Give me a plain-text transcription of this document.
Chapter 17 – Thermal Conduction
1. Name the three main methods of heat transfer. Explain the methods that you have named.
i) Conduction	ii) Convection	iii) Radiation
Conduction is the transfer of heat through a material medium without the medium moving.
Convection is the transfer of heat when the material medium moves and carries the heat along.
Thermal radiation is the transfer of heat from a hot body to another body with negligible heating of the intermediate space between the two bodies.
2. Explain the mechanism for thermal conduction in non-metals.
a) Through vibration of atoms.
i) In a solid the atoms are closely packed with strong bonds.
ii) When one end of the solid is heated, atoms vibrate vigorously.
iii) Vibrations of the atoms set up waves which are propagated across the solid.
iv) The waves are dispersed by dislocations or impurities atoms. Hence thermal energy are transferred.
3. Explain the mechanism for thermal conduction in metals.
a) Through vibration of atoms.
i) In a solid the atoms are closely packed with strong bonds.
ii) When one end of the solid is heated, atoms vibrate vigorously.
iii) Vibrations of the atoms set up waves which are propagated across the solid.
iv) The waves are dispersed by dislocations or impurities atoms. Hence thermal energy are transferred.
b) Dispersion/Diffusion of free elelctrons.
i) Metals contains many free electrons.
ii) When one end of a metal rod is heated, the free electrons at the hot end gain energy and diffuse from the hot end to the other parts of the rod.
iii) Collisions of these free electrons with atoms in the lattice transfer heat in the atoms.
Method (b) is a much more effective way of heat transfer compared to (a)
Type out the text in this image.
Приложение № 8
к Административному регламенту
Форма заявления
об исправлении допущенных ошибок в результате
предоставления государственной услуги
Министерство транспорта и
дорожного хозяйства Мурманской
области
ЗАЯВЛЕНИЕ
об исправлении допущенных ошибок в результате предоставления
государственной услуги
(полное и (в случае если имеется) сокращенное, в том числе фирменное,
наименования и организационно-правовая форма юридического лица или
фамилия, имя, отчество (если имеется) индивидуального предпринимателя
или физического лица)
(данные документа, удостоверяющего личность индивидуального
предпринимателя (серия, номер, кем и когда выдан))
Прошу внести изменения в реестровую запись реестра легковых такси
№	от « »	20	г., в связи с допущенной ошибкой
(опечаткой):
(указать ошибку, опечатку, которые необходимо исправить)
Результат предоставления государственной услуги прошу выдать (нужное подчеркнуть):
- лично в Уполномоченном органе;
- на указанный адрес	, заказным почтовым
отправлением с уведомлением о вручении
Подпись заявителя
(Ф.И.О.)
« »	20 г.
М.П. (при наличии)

* DIRECTIVE
Return the entries above exactly, each one complete.

* RESPONSE TO THIS EXERCISE
Give me a plain-text transcription of this document.
Chapter 17 – Thermal Conduction
1. Name the three main methods of heat transfer. Explain the methods that you have named.
i) Conduction	ii) Convection	iii) Radiation
Conduction is the transfer of heat through a material medium without the medium moving.
Convection is the transfer of heat when the material medium moves and carries the heat along.
Thermal radiation is the transfer of heat from a hot body to another body with negligible heating of the intermediate space between the two bodies.
2. Explain the mechanism for thermal conduction in non-metals.
a) Through vibration of atoms.
i) In a solid the atoms are closely packed with strong bonds.
ii) When one end of the solid is heated, atoms vibrate vigorously.
iii) Vibrations of the atoms set up waves which are propagated across the solid.
iv) The waves are dispersed by dislocations or impurities atoms. Hence thermal energy are transferred.
3. Explain the mechanism for thermal conduction in metals.
a) Through vibration of atoms.
i) In a solid the atoms are closely packed with strong bonds.
ii) When one end of the solid is heated, atoms vibrate vigorously.
iii) Vibrations of the atoms set up waves which are propagated across the solid.
iv) The waves are dispersed by dislocations or impurities atoms. Hence thermal energy are transferred.
b) Dispersion/Diffusion of free elelctrons.
i) Metals contains many free electrons.
ii) When one end of a metal rod is heated, the free electrons at the hot end gain energy and diffuse from the hot end to the other parts of the rod.
iii) Collisions of these free electrons with atoms in the lattice transfer heat in the atoms.
Method (b) is a much more effective way of heat transfer compared to (a)
Type out the text in this image.
Приложение № 8
к Административному регламенту
Форма заявления
об исправлении допущенных ошибок в результате
предоставления государственной услуги
Министерство транспорта и
дорожного хозяйства Мурманской
области
ЗАЯВЛЕНИЕ
об исправлении допущенных ошибок в результате предоставления
государственной услуги
(полное и (в случае если имеется) сокращенное, в том числе фирменное,
наименования и организационно-правовая форма юридического лица или
фамилия, имя, отчество (если имеется) индивидуального предпринимателя
или физического лица)
(данные документа, удостоверяющего личность индивидуального
предпринимателя (серия, номер, кем и когда выдан))
Прошу внести изменения в реестровую запись реестра легковых такси
№	от « »	20	г., в связи с допущенной ошибкой
(опечаткой):
(указать ошибку, опечатку, которые необходимо исправить)
Результат предоставления государственной услуги прошу выдать (нужное подчеркнуть):
- лично в Уполномоченном органе;
- на указанный адрес	, заказным почтовым
отправлением с уведомлением о вручении
Подпись заявителя
(Ф.И.О.)
« »	20 г.
М.П. (при наличии)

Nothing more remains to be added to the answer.